## EXERCISE DATA
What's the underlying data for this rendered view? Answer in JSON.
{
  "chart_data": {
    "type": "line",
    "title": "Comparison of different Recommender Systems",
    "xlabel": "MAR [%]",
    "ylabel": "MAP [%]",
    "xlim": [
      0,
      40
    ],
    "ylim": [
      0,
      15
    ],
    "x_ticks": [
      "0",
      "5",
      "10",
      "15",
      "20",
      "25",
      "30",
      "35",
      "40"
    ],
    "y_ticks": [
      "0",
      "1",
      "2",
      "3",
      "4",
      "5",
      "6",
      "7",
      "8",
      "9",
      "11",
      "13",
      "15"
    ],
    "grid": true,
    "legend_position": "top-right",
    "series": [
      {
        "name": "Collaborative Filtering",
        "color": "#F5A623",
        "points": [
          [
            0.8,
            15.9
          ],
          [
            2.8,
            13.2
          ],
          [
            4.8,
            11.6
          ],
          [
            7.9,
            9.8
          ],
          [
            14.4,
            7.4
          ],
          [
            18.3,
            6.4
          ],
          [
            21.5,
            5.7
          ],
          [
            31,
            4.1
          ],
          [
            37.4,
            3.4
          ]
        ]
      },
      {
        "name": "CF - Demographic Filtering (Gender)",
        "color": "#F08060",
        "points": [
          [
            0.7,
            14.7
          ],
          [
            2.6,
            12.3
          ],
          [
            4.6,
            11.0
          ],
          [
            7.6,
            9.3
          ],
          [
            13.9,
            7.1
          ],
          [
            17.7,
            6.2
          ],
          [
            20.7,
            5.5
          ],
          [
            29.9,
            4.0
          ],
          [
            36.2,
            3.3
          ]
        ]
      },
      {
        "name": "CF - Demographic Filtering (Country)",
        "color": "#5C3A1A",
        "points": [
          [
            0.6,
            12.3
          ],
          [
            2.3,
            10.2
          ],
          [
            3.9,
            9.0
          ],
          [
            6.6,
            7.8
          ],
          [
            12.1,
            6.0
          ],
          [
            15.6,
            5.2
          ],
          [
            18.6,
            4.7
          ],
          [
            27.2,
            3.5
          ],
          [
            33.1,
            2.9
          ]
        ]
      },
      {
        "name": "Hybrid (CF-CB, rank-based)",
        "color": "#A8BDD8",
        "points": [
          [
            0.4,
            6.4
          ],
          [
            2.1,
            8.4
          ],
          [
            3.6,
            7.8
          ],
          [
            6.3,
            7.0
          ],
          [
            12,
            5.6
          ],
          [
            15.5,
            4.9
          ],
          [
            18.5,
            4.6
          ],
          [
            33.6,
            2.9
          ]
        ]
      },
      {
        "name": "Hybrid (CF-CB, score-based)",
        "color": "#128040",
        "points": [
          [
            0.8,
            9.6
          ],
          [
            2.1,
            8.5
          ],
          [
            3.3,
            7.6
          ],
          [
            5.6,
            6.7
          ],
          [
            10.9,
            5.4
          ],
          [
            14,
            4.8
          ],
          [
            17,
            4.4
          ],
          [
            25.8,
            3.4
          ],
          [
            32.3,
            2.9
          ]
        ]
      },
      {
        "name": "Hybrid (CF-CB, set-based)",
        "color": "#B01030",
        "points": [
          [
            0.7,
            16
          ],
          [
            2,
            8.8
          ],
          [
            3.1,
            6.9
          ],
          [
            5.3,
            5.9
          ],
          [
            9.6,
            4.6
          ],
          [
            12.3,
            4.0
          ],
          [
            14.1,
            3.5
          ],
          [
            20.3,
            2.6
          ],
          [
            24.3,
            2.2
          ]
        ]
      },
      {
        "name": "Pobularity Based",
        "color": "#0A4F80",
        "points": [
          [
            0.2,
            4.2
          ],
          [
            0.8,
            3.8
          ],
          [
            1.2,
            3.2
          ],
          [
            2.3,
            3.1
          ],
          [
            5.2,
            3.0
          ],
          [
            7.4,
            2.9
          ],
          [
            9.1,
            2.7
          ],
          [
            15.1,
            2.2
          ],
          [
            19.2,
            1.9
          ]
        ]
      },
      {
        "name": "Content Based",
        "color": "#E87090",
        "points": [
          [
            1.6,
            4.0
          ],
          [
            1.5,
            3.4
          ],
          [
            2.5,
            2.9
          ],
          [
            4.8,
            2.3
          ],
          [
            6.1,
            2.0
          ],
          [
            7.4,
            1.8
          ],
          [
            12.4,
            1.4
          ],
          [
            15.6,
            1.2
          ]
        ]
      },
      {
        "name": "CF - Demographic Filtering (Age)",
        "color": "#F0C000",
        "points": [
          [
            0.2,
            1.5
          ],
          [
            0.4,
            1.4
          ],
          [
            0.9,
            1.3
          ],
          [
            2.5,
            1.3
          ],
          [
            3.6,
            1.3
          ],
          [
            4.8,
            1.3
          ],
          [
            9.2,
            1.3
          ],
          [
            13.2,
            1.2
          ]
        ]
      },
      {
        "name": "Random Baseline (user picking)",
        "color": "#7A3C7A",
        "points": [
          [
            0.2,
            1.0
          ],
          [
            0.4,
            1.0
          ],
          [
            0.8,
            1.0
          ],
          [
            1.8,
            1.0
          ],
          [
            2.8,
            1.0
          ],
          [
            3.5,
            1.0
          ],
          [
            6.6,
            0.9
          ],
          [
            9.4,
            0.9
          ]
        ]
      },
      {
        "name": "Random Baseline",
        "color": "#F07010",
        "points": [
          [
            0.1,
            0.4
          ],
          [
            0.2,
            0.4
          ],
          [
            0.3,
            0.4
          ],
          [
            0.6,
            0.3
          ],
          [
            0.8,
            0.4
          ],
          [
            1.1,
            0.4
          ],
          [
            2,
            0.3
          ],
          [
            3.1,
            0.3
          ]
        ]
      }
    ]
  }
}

## EXERCISE DETAILS
Exactly how many lines contain "Filtering"? State the number and nothing else.

## RESPONSE BELOW
4